Written instruction: Reproduce all records exactly.

Records from a collection

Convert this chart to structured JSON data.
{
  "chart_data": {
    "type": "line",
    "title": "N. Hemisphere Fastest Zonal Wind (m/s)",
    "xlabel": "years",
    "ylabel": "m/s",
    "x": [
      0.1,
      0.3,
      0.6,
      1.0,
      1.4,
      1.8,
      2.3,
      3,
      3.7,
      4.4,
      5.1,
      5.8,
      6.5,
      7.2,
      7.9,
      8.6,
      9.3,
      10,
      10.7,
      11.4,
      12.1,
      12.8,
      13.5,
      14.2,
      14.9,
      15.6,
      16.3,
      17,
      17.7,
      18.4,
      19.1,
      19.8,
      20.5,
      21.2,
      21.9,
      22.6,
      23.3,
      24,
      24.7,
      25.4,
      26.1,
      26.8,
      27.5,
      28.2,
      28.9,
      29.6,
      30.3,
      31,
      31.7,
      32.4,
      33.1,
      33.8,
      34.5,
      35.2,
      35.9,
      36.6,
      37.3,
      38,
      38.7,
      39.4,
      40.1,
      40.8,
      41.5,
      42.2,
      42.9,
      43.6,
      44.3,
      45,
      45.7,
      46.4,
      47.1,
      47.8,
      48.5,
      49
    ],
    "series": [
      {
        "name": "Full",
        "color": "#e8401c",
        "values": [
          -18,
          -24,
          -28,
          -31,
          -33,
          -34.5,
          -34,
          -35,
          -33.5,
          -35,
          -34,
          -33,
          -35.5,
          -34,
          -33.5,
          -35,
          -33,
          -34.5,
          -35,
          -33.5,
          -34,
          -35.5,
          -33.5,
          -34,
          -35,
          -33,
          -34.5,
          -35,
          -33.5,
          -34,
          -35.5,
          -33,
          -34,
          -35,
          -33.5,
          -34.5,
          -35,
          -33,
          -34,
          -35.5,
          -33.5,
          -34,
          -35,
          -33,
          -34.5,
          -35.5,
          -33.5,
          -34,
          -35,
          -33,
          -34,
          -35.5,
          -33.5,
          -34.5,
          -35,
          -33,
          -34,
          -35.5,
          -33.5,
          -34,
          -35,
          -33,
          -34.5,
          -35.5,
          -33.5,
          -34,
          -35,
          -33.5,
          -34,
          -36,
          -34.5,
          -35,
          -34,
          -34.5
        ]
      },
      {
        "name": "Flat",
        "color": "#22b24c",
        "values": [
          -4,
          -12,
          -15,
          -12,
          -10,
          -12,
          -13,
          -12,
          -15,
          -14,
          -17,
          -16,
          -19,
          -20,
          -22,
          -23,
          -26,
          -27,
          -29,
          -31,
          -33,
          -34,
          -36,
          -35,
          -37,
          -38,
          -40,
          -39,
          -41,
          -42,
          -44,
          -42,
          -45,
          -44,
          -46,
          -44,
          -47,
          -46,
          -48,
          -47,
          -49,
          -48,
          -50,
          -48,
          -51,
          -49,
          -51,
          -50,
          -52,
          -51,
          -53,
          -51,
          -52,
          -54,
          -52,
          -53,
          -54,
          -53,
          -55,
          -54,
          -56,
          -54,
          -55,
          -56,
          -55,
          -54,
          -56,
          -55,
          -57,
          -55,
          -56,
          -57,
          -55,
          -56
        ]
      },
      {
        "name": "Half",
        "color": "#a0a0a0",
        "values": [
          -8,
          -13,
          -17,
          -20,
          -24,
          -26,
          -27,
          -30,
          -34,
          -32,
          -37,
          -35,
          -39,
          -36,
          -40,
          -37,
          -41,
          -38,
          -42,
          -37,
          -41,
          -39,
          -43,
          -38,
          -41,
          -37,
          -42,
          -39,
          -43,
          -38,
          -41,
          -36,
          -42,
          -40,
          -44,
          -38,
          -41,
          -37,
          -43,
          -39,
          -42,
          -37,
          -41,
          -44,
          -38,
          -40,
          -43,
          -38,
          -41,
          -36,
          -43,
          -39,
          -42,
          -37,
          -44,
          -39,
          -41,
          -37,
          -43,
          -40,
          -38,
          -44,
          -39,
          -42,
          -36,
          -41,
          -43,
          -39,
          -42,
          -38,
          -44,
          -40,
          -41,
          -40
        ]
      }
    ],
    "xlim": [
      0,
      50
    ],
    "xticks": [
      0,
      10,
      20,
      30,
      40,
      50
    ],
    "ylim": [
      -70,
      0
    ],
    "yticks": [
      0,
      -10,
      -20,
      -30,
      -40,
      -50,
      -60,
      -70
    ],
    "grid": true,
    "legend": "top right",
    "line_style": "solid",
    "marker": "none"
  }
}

Full solution:
Convert this chart to structured JSON data.
{
  "chart_data": {
    "type": "line",
    "title": "N. Hemisphere Fastest Zonal Wind (m/s)",
    "xlabel": "years",
    "ylabel": "m/s",
    "x": [
      0.1,
      0.3,
      0.6,
      1.0,
      1.4,
      1.8,
      2.3,
      3,
      3.7,
      4.4,
      5.1,
      5.8,
      6.5,
      7.2,
      7.9,
      8.6,
      9.3,
      10,
      10.7,
      11.4,
      12.1,
      12.8,
      13.5,
      14.2,
      14.9,
      15.6,
      16.3,
      17,
      17.7,
      18.4,
      19.1,
      19.8,
      20.5,
      21.2,
      21.9,
      22.6,
      23.3,
      24,
      24.7,
      25.4,
      26.1,
      26.8,
      27.5,
      28.2,
      28.9,
      29.6,
      30.3,
      31,
      31.7,
      32.4,
      33.1,
      33.8,
      34.5,
      35.2,
      35.9,
      36.6,
      37.3,
      38,
      38.7,
      39.4,
      40.1,
      40.8,
      41.5,
      42.2,
      42.9,
      43.6,
      44.3,
      45,
      45.7,
      46.4,
      47.1,
      47.8,
      48.5,
      49
    ],
    "series": [
      {
        "name": "Full",
        "color": "#e8401c",
        "values": [
          -18,
          -24,
          -28,
          -31,
          -33,
          -34.5,
          -34,
          -35,
          -33.5,
          -35,
          -34,
          -33,
          -35.5,
          -34,
          -33.5,
          -35,
          -33,
          -34.5,
          -35,
          -33.5,
          -34,
          -35.5,
          -33.5,
          -34,
          -35,
          -33,
          -34.5,
          -35,
          -33.5,
          -34,
          -35.5,
          -33,
          -34,
          -35,
          -33.5,
          -34.5,
          -35,
          -33,
          -34,
          -35.5,
          -33.5,
          -34,
          -35,
          -33,
          -34.5,
          -35.5,
          -33.5,
          -34,
          -35,
          -33,
          -34,
          -35.5,
          -33.5,
          -34.5,
          -35,
          -33,
          -34,
          -35.5,
          -33.5,
          -34,
          -35,
          -33,
          -34.5,
          -35.5,
          -33.5,
          -34,
          -35,
          -33.5,
          -34,
          -36,
          -34.5,
          -35,
          -34,
          -34.5
        ]
      },
      {
        "name": "Flat",
        "color": "#22b24c",
        "values": [
          -4,
          -12,
          -15,
          -12,
          -10,
          -12,
          -13,
          -12,
          -15,
          -14,
          -17,
          -16,
          -19,
          -20,
          -22,
          -23,
          -26,
          -27,
          -29,
          -31,
          -33,
          -34,
          -36,
          -35,
          -37,
          -38,
          -40,
          -39,
          -41,
          -42,
          -44,
          -42,
          -45,
          -44,
          -46,
          -44,
          -47,
          -46,
          -48,
          -47,
          -49,
          -48,
          -50,
          -48,
          -51,
          -49,
          -51,
          -50,
          -52,
          -51,
          -53,
          -51,
          -52,
          -54,
          -52,
          -53,
          -54,
          -53,
          -55,
          -54,
          -56,
          -54,
          -55,
          -56,
          -55,
          -54,
          -56,
          -55,
          -57,
          -55,
          -56,
          -57,
          -55,
          -56
        ]
      },
      {
        "name": "Half",
        "color": "#a0a0a0",
        "values": [
          -8,
          -13,
          -17,
          -20,
          -24,
          -26,
          -27,
          -30,
          -34,
          -32,
          -37,
          -35,
          -39,
          -36,
          -40,
          -37,
          -41,
          -38,
          -42,
          -37,
          -41,
          -39,
          -43,
          -38,
          -41,
          -37,
          -42,
          -39,
          -43,
          -38,
          -41,
          -36,
          -42,
          -40,
          -44,
          -38,
          -41,
          -37,
          -43,
          -39,
          -42,
          -37,
          -41,
          -44,
          -38,
          -40,
          -43,
          -38,
          -41,
          -36,
          -43,
          -39,
          -42,
          -37,
          -44,
          -39,
          -41,
          -37,
          -43,
          -40,
          -38,
          -44,
          -39,
          -42,
          -36,
          -41,
          -43,
          -39,
          -42,
          -38,
          -44,
          -40,
          -41,
          -40
        ]
      }
    ],
    "xlim": [
      0,
      50
    ],
    "xticks": [
      0,
      10,
      20,
      30,
      40,
      50
    ],
    "ylim": [
      -70,
      0
    ],
    "yticks": [
      0,
      -10,
      -20,
      -30,
      -40,
      -50,
      -60,
      -70
    ],
    "grid": true,
    "legend": "top right",
    "line_style": "solid",
    "marker": "none"
  }
}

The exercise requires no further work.